(Stored entries)
.....

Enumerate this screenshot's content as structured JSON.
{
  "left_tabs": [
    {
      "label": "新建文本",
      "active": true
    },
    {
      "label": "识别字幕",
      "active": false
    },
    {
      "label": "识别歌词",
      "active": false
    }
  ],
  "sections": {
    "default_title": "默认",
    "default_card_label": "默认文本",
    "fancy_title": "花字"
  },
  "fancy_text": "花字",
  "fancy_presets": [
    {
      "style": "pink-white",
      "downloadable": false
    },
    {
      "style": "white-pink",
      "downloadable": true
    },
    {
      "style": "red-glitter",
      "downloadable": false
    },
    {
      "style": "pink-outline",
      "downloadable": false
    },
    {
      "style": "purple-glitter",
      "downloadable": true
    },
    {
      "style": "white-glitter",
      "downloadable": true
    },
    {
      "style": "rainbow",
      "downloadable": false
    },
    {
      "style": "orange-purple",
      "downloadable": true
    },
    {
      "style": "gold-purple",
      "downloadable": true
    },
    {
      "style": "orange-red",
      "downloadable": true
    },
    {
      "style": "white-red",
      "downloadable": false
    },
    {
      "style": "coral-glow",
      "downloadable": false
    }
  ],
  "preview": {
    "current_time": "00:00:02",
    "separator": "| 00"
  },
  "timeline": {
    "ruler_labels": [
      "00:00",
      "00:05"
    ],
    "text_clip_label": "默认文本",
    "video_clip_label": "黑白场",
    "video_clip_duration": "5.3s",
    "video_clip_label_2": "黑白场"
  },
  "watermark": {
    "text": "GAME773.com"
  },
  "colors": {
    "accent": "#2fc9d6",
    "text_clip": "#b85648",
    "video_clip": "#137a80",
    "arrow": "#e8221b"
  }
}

.....

Stated exercise
Extract the data in full. Keep it word for word.

The answer
Enumerate this screenshot's content as structured JSON.
{
  "left_tabs": [
    {
      "label": "新建文本",
      "active": true
    },
    {
      "label": "识别字幕",
      "active": false
    },
    {
      "label": "识别歌词",
      "active": false
    }
  ],
  "sections": {
    "default_title": "默认",
    "default_card_label": "默认文本",
    "fancy_title": "花字"
  },
  "fancy_text": "花字",
  "fancy_presets": [
    {
      "style": "pink-white",
      "downloadable": false
    },
    {
      "style": "white-pink",
      "downloadable": true
    },
    {
      "style": "red-glitter",
      "downloadable": false
    },
    {
      "style": "pink-outline",
      "downloadable": false
    },
    {
      "style": "purple-glitter",
      "downloadable": true
    },
    {
      "style": "white-glitter",
      "downloadable": true
    },
    {
      "style": "rainbow",
      "downloadable": false
    },
    {
      "style": "orange-purple",
      "downloadable": true
    },
    {
      "style": "gold-purple",
      "downloadable": true
    },
    {
      "style": "orange-red",
      "downloadable": true
    },
    {
      "style": "white-red",
      "downloadable": false
    },
    {
      "style": "coral-glow",
      "downloadable": false
    }
  ],
  "preview": {
    "current_time": "00:00:02",
    "separator": "| 00"
  },
  "timeline": {
    "ruler_labels": [
      "00:00",
      "00:05"
    ],
    "text_clip_label": "默认文本",
    "video_clip_label": "黑白场",
    "video_clip_duration": "5.3s",
    "video_clip_label_2": "黑白场"
  },
  "watermark": {
    "text": "GAME773.com"
  },
  "colors": {
    "accent": "#2fc9d6",
    "text_clip": "#b85648",
    "video_clip": "#137a80",
    "arrow": "#e8221b"
  }
}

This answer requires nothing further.